WHAT THIS TASK INVOLVES: Write the data out again, character for character, with no images.

INFORMATION GIVEN:
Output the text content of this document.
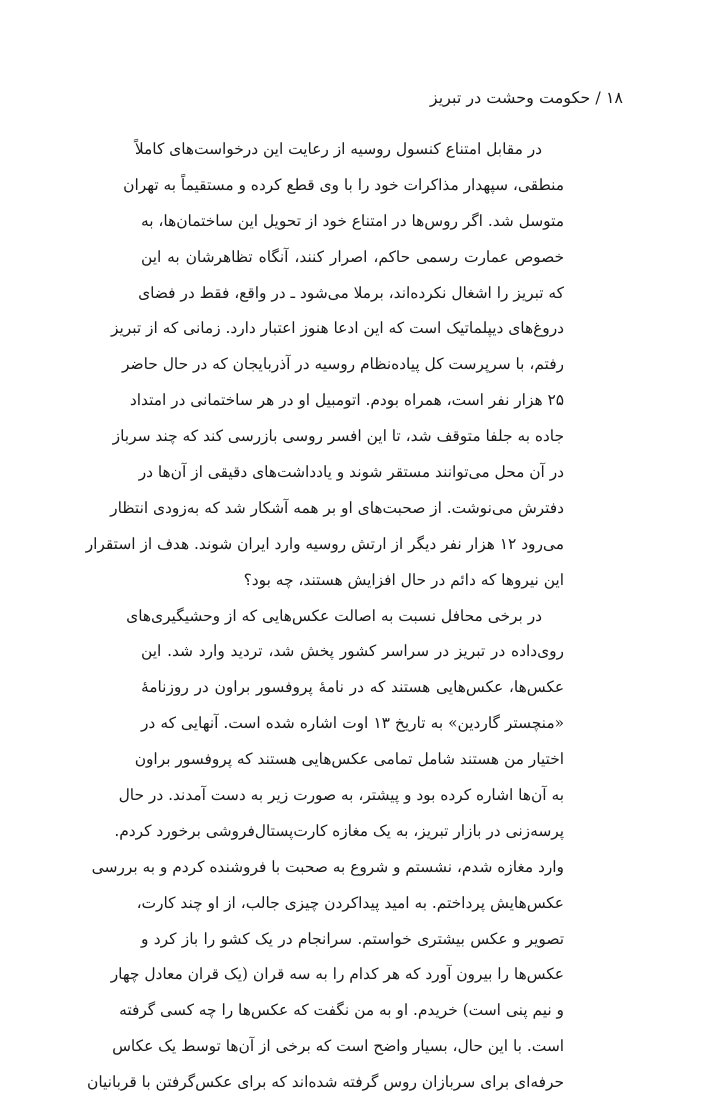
۱۸ / حکومت وحشت در تبریز
در مقابل امتناع کنسول روسیه از رعایت این درخواست‌های کاملاً
منطقی، سپهدار مذاکرات خود را با وی قطع کرده و مستقیماً به تهران
متوسل شد. اگر روس‌ها در امتناع خود از تحویل این ساختمان‌ها، به
خصوص عمارت رسمی حاکم، اصرار کنند، آنگاه تظاهرشان به این
که تبریز را اشغال نکرده‌اند، برملا می‌شود ـ در واقع، فقط در فضای
دروغ‌های دیپلماتیک است که این ادعا هنوز اعتبار دارد. زمانی که از تبریز
رفتم، با سرپرست کل پیاده‌نظام روسیه در آذربایجان که در حال حاضر
۲۵ هزار نفر است، همراه بودم. اتومبیل او در هر ساختمانی در امتداد
جاده به جلفا متوقف شد، تا این افسر روسی بازرسی کند که چند سرباز
در آن محل می‌توانند مستقر شوند و یادداشت‌های دقیقی از آن‌ها در
دفترش می‌نوشت. از صحبت‌های او بر همه آشکار شد که به‌زودی انتظار
می‌رود ۱۲ هزار نفر دیگر از ارتش روسیه وارد ایران شوند. هدف از استقرار
این نیروها که دائم در حال افزایش هستند، چه بود؟
در برخی محافل نسبت به اصالت عکس‌هایی که از وحشیگیری‌های
روی‌داده در تبریز در سراسر کشور پخش شد، تردید وارد شد. این
عکس‌ها، عکس‌هایی هستند که در نامهٔ پروفسور براون در روزنامهٔ
«منچستر گاردین» به تاریخ ۱۳ اوت اشاره شده است. آنهایی که در
اختیار من هستند شامل تمامی عکس‌هایی هستند که پروفسور براون
به آن‌ها اشاره کرده بود و پیشتر، به صورت زیر به دست آمدند. در حال
پرسه‌زنی در بازار تبریز، به یک مغازه کارت‌پستال‌فروشی برخورد کردم.
وارد مغازه شدم، نشستم و شروع به صحبت با فروشنده کردم و به بررسی
عکس‌هایش پرداختم. به امید پیداکردن چیزی جالب، از او چند کارت،
تصویر و عکس بیشتری خواستم. سرانجام در یک کشو را باز کرد و
عکس‌ها را بیرون آورد که هر کدام را به سه قران (یک قران معادل چهار
و نیم پنی است) خریدم. او به من نگفت که عکس‌ها را چه کسی گرفته
است. با این حال، بسیار واضح است که برخی از آن‌ها توسط یک عکاس
حرفه‌ای برای سربازان روس گرفته شده‌اند که برای عکس‌گرفتن با قربانیان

SOLUTION TO THE PROBLEM:
Output the text content of this document.
۱۸ / حکومت وحشت در تبریز
در مقابل امتناع کنسول روسیه از رعایت این درخواست‌های کاملاً
منطقی، سپهدار مذاکرات خود را با وی قطع کرده و مستقیماً به تهران
متوسل شد. اگر روس‌ها در امتناع خود از تحویل این ساختمان‌ها، به
خصوص عمارت رسمی حاکم، اصرار کنند، آنگاه تظاهرشان به این
که تبریز را اشغال نکرده‌اند، برملا می‌شود ـ در واقع، فقط در فضای
دروغ‌های دیپلماتیک است که این ادعا هنوز اعتبار دارد. زمانی که از تبریز
رفتم، با سرپرست کل پیاده‌نظام روسیه در آذربایجان که در حال حاضر
۲۵ هزار نفر است، همراه بودم. اتومبیل او در هر ساختمانی در امتداد
جاده به جلفا متوقف شد، تا این افسر روسی بازرسی کند که چند سرباز
در آن محل می‌توانند مستقر شوند و یادداشت‌های دقیقی از آن‌ها در
دفترش می‌نوشت. از صحبت‌های او بر همه آشکار شد که به‌زودی انتظار
می‌رود ۱۲ هزار نفر دیگر از ارتش روسیه وارد ایران شوند. هدف از استقرار
این نیروها که دائم در حال افزایش هستند، چه بود؟
در برخی محافل نسبت به اصالت عکس‌هایی که از وحشیگیری‌های
روی‌داده در تبریز در سراسر کشور پخش شد، تردید وارد شد. این
عکس‌ها، عکس‌هایی هستند که در نامهٔ پروفسور براون در روزنامهٔ
«منچستر گاردین» به تاریخ ۱۳ اوت اشاره شده است. آنهایی که در
اختیار من هستند شامل تمامی عکس‌هایی هستند که پروفسور براون
به آن‌ها اشاره کرده بود و پیشتر، به صورت زیر به دست آمدند. در حال
پرسه‌زنی در بازار تبریز، به یک مغازه کارت‌پستال‌فروشی برخورد کردم.
وارد مغازه شدم، نشستم و شروع به صحبت با فروشنده کردم و به بررسی
عکس‌هایش پرداختم. به امید پیداکردن چیزی جالب، از او چند کارت،
تصویر و عکس بیشتری خواستم. سرانجام در یک کشو را باز کرد و
عکس‌ها را بیرون آورد که هر کدام را به سه قران (یک قران معادل چهار
و نیم پنی است) خریدم. او به من نگفت که عکس‌ها را چه کسی گرفته
است. با این حال، بسیار واضح است که برخی از آن‌ها توسط یک عکاس
حرفه‌ای برای سربازان روس گرفته شده‌اند که برای عکس‌گرفتن با قربانیان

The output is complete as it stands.